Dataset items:
▼
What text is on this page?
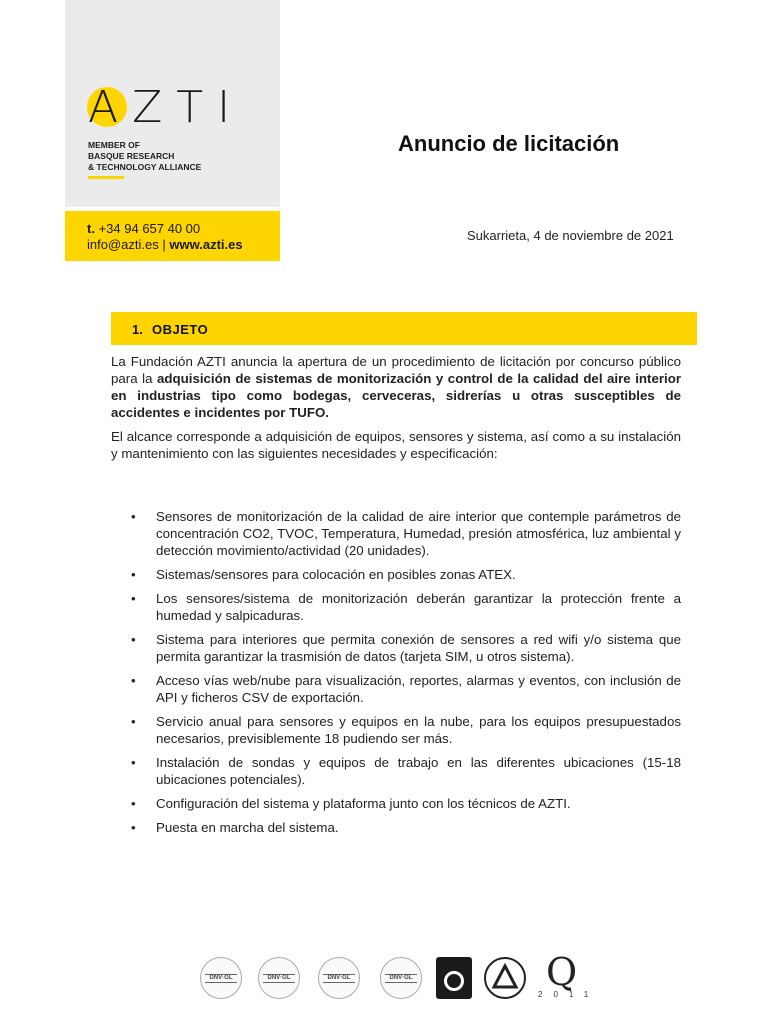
AZTI
MEMBER OF
BASQUE RESEARCH
& TECHNOLOGY ALLIANCE
t. +34 94 657 40 00
info@azti.es | www.azti.es
Anuncio de licitación
Sukarrieta, 4 de noviembre de 2021
1. OBJETO

La Fundación AZTI anuncia la apertura de un procedimiento de licitación por concurso público para la adquisición de sistemas de monitorización y control de la calidad del aire interior en industrias tipo como bodegas, cerveceras, sidrerías u otras susceptibles de accidentes e incidentes por TUFO.

El alcance corresponde a adquisición de equipos, sensores y sistema, así como a su instalación y mantenimiento con las siguientes necesidades y especificación:

• Sensores de monitorización de la calidad de aire interior que contemple parámetros de concentración CO2, TVOC, Temperatura, Humedad, presión atmosférica, luz ambiental y detección movimiento/actividad (20 unidades).
• Sistemas/sensores para colocación en posibles zonas ATEX.
• Los sensores/sistema de monitorización deberán garantizar la protección frente a humedad y salpicaduras.
• Sistema para interiores que permita conexión de sensores a red wifi y/o sistema que permita garantizar la trasmisión de datos (tarjeta SIM, u otros sistema).
• Acceso vías web/nube para visualización, reportes, alarmas y eventos, con inclusión de API y ficheros CSV de exportación.
• Servicio anual para sensores y equipos en la nube, para los equipos presupuestados necesarios, previsiblemente 18 pudiendo ser más.
• Instalación de sondas y equipos de trabajo en las diferentes ubicaciones (15-18 ubicaciones potenciales).
• Configuración del sistema y plataforma junto con los técnicos de AZTI.
• Puesta en marcha del sistema.
DNV·GL	DNV·GL	DNV·GL	DNV·GL	Q
2011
▲
BRIEF –
All records above are to be printed exactly, minus the pictures they contain.

ANSWER FOR THE TASK –
What text is on this page?
AZTI
MEMBER OF
BASQUE RESEARCH
& TECHNOLOGY ALLIANCE
t. +34 94 657 40 00
info@azti.es | www.azti.es
Anuncio de licitación
Sukarrieta, 4 de noviembre de 2021
1. OBJETO

La Fundación AZTI anuncia la apertura de un procedimiento de licitación por concurso público para la adquisición de sistemas de monitorización y control de la calidad del aire interior en industrias tipo como bodegas, cerveceras, sidrerías u otras susceptibles de accidentes e incidentes por TUFO.

El alcance corresponde a adquisición de equipos, sensores y sistema, así como a su instalación y mantenimiento con las siguientes necesidades y especificación:

• Sensores de monitorización de la calidad de aire interior que contemple parámetros de concentración CO2, TVOC, Temperatura, Humedad, presión atmosférica, luz ambiental y detección movimiento/actividad (20 unidades).
• Sistemas/sensores para colocación en posibles zonas ATEX.
• Los sensores/sistema de monitorización deberán garantizar la protección frente a humedad y salpicaduras.
• Sistema para interiores que permita conexión de sensores a red wifi y/o sistema que permita garantizar la trasmisión de datos (tarjeta SIM, u otros sistema).
• Acceso vías web/nube para visualización, reportes, alarmas y eventos, con inclusión de API y ficheros CSV de exportación.
• Servicio anual para sensores y equipos en la nube, para los equipos presupuestados necesarios, previsiblemente 18 pudiendo ser más.
• Instalación de sondas y equipos de trabajo en las diferentes ubicaciones (15-18 ubicaciones potenciales).
• Configuración del sistema y plataforma junto con los técnicos de AZTI.
• Puesta en marcha del sistema.
DNV·GL	DNV·GL	DNV·GL	DNV·GL	Q
2011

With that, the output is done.